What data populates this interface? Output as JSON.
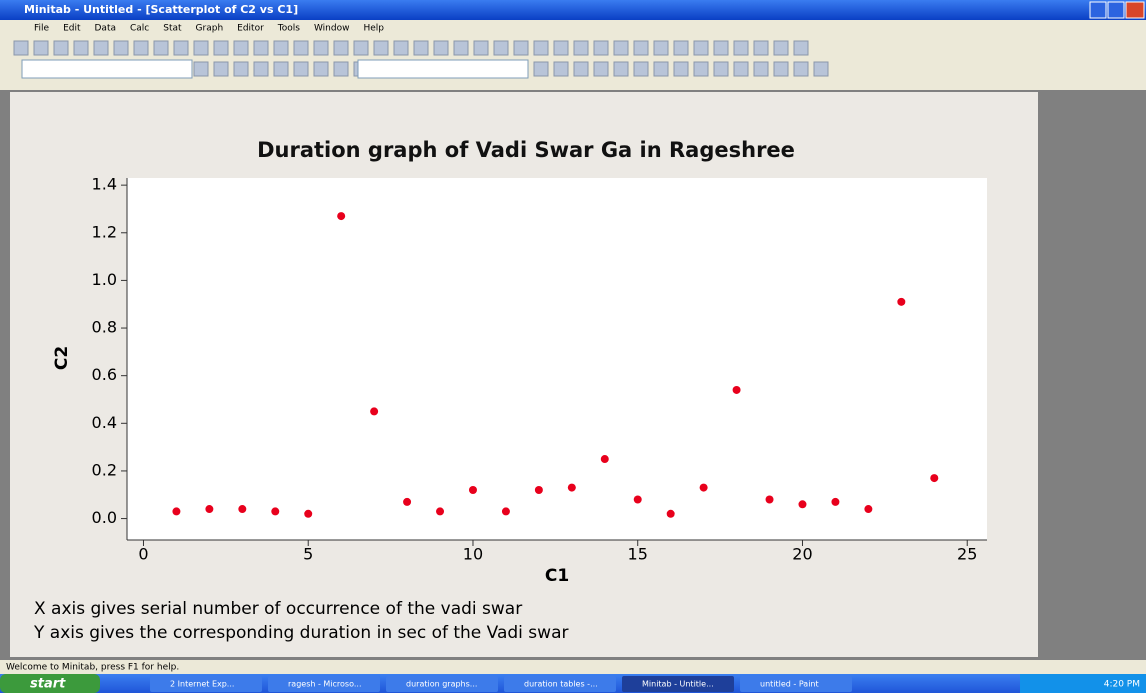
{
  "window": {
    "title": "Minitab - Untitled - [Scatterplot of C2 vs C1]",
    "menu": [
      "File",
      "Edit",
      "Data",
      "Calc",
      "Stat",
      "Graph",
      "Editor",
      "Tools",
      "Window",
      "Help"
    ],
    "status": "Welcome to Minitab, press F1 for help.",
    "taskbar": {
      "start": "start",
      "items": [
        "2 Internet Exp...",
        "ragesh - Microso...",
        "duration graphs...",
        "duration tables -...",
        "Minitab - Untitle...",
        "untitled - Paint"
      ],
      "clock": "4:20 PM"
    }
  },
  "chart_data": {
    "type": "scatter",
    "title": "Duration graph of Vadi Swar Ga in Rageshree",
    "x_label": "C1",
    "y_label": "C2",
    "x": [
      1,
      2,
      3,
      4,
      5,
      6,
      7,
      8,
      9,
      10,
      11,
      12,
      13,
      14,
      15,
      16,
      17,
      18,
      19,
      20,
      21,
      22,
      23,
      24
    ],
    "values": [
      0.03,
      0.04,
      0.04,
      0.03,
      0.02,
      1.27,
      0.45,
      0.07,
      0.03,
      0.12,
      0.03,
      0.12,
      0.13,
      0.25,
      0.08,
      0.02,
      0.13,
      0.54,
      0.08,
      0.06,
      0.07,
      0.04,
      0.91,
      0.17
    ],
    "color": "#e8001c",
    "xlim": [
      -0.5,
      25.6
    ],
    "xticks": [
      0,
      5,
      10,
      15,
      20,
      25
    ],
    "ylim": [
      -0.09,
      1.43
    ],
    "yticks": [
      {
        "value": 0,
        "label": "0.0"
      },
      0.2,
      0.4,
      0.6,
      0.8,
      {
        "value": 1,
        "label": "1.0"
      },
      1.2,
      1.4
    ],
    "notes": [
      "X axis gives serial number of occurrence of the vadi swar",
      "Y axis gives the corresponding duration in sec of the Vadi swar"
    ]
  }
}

* * * * * * *

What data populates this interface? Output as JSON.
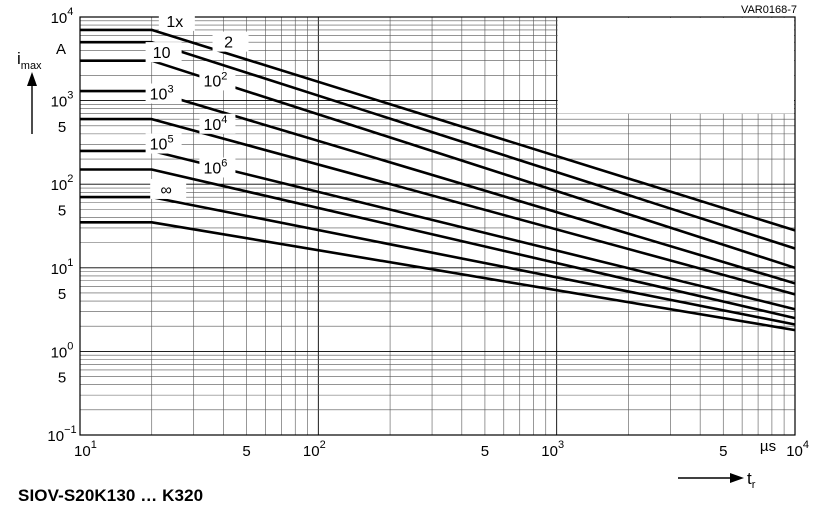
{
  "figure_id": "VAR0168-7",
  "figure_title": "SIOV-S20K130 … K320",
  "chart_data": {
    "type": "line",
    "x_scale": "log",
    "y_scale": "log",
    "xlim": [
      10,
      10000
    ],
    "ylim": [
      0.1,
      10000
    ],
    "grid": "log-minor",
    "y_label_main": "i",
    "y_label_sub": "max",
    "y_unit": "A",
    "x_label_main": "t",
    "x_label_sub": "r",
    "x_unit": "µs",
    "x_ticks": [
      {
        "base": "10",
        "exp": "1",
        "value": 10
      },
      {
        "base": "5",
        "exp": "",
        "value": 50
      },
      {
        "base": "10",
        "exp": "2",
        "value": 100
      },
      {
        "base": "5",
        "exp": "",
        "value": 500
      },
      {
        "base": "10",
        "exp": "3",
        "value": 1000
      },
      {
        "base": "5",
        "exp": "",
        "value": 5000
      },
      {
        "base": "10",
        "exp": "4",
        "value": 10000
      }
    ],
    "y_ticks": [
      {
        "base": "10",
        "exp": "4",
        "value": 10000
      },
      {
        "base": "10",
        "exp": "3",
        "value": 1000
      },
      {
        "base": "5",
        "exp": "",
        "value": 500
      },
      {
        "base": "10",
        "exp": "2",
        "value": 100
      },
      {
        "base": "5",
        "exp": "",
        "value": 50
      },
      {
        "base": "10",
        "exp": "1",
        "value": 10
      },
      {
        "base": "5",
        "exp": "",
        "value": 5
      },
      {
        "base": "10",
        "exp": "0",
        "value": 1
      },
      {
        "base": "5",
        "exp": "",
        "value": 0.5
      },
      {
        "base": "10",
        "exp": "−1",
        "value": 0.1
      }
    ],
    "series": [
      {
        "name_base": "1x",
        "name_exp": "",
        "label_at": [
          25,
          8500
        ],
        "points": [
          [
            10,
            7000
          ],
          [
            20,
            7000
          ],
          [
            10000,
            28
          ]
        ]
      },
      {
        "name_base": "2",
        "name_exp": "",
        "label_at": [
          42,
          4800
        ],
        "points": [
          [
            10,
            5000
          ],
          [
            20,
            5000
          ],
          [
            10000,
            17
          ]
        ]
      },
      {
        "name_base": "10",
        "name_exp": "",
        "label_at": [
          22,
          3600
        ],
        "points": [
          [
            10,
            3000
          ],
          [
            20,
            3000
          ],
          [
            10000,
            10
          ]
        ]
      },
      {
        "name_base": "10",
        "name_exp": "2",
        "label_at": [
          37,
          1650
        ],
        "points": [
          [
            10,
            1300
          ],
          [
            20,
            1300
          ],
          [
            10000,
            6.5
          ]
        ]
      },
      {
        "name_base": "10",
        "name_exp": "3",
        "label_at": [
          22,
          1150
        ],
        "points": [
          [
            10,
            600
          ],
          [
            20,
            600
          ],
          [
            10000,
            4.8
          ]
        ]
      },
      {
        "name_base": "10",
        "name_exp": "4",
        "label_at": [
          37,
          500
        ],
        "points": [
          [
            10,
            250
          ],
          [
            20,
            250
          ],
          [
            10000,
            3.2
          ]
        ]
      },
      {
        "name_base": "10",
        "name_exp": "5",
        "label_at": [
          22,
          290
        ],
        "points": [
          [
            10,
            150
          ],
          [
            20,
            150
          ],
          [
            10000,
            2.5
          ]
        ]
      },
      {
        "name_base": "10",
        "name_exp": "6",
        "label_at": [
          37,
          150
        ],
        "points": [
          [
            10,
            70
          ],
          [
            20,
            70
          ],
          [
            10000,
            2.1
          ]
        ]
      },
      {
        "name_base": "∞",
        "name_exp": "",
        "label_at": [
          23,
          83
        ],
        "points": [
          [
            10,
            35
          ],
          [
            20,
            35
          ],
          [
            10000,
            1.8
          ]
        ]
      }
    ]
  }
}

* * * * * * *

## YOUR TASK:
Sift through the entries and copy every line with "gives".

## EXERCISE ANSWER:
      "X axis gives serial number of occurrence of the vadi swar",
      "Y axis gives the corresponding duration in sec of the Vadi swar"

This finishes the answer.